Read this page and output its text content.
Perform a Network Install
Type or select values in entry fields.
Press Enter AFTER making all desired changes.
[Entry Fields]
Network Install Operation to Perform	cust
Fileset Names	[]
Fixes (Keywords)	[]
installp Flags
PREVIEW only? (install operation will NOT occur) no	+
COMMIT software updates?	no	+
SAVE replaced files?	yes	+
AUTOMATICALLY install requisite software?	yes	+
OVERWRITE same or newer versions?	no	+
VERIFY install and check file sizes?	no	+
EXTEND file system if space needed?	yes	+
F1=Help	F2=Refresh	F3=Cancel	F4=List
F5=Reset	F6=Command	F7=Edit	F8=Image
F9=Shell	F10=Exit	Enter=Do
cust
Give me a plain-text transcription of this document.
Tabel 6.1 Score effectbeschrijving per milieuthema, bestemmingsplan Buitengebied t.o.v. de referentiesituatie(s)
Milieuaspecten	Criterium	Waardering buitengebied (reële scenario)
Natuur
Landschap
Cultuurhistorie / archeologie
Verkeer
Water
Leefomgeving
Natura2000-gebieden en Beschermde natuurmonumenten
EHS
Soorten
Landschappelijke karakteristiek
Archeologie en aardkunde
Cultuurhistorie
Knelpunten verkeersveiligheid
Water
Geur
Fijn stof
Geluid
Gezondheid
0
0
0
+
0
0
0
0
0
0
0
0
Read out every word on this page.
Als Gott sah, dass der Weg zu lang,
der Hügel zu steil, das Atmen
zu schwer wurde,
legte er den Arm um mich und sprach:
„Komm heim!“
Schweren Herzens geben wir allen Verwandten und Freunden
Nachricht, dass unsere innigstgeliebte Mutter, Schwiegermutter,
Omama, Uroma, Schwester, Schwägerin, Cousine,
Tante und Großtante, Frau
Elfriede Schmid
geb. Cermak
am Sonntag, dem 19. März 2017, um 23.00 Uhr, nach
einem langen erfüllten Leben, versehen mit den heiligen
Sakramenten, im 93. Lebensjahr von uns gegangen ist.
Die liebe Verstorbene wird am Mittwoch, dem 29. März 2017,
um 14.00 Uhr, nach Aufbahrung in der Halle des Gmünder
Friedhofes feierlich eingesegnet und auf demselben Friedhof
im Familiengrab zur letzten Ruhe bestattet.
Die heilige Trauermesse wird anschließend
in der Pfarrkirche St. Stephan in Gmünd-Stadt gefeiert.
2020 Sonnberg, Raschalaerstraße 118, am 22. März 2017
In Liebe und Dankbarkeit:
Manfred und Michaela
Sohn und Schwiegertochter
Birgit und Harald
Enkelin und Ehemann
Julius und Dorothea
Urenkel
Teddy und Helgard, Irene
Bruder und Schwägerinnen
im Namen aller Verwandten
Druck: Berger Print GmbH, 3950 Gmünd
*****
Reproduce each entry word for word.

Worked solution:
Read this page and output its text content.
Perform a Network Install
Type or select values in entry fields.
Press Enter AFTER making all desired changes.
[Entry Fields]
Network Install Operation to Perform	cust
Fileset Names	[]
Fixes (Keywords)	[]
installp Flags
PREVIEW only? (install operation will NOT occur) no	+
COMMIT software updates?	no	+
SAVE replaced files?	yes	+
AUTOMATICALLY install requisite software?	yes	+
OVERWRITE same or newer versions?	no	+
VERIFY install and check file sizes?	no	+
EXTEND file system if space needed?	yes	+
F1=Help	F2=Refresh	F3=Cancel	F4=List
F5=Reset	F6=Command	F7=Edit	F8=Image
F9=Shell	F10=Exit	Enter=Do
cust
Give me a plain-text transcription of this document.
Tabel 6.1 Score effectbeschrijving per milieuthema, bestemmingsplan Buitengebied t.o.v. de referentiesituatie(s)
Milieuaspecten	Criterium	Waardering buitengebied (reële scenario)
Natuur
Landschap
Cultuurhistorie / archeologie
Verkeer
Water
Leefomgeving
Natura2000-gebieden en Beschermde natuurmonumenten
EHS
Soorten
Landschappelijke karakteristiek
Archeologie en aardkunde
Cultuurhistorie
Knelpunten verkeersveiligheid
Water
Geur
Fijn stof
Geluid
Gezondheid
0
0
0
+
0
0
0
0
0
0
0
0
Read out every word on this page.
Als Gott sah, dass der Weg zu lang,
der Hügel zu steil, das Atmen
zu schwer wurde,
legte er den Arm um mich und sprach:
„Komm heim!“
Schweren Herzens geben wir allen Verwandten und Freunden
Nachricht, dass unsere innigstgeliebte Mutter, Schwiegermutter,
Omama, Uroma, Schwester, Schwägerin, Cousine,
Tante und Großtante, Frau
Elfriede Schmid
geb. Cermak
am Sonntag, dem 19. März 2017, um 23.00 Uhr, nach
einem langen erfüllten Leben, versehen mit den heiligen
Sakramenten, im 93. Lebensjahr von uns gegangen ist.
Die liebe Verstorbene wird am Mittwoch, dem 29. März 2017,
um 14.00 Uhr, nach Aufbahrung in der Halle des Gmünder
Friedhofes feierlich eingesegnet und auf demselben Friedhof
im Familiengrab zur letzten Ruhe bestattet.
Die heilige Trauermesse wird anschließend
in der Pfarrkirche St. Stephan in Gmünd-Stadt gefeiert.
2020 Sonnberg, Raschalaerstraße 118, am 22. März 2017
In Liebe und Dankbarkeit:
Manfred und Michaela
Sohn und Schwiegertochter
Birgit und Harald
Enkelin und Ehemann
Julius und Dorothea
Urenkel
Teddy und Helgard, Irene
Bruder und Schwägerinnen
im Namen aller Verwandten
Druck: Berger Print GmbH, 3950 Gmünd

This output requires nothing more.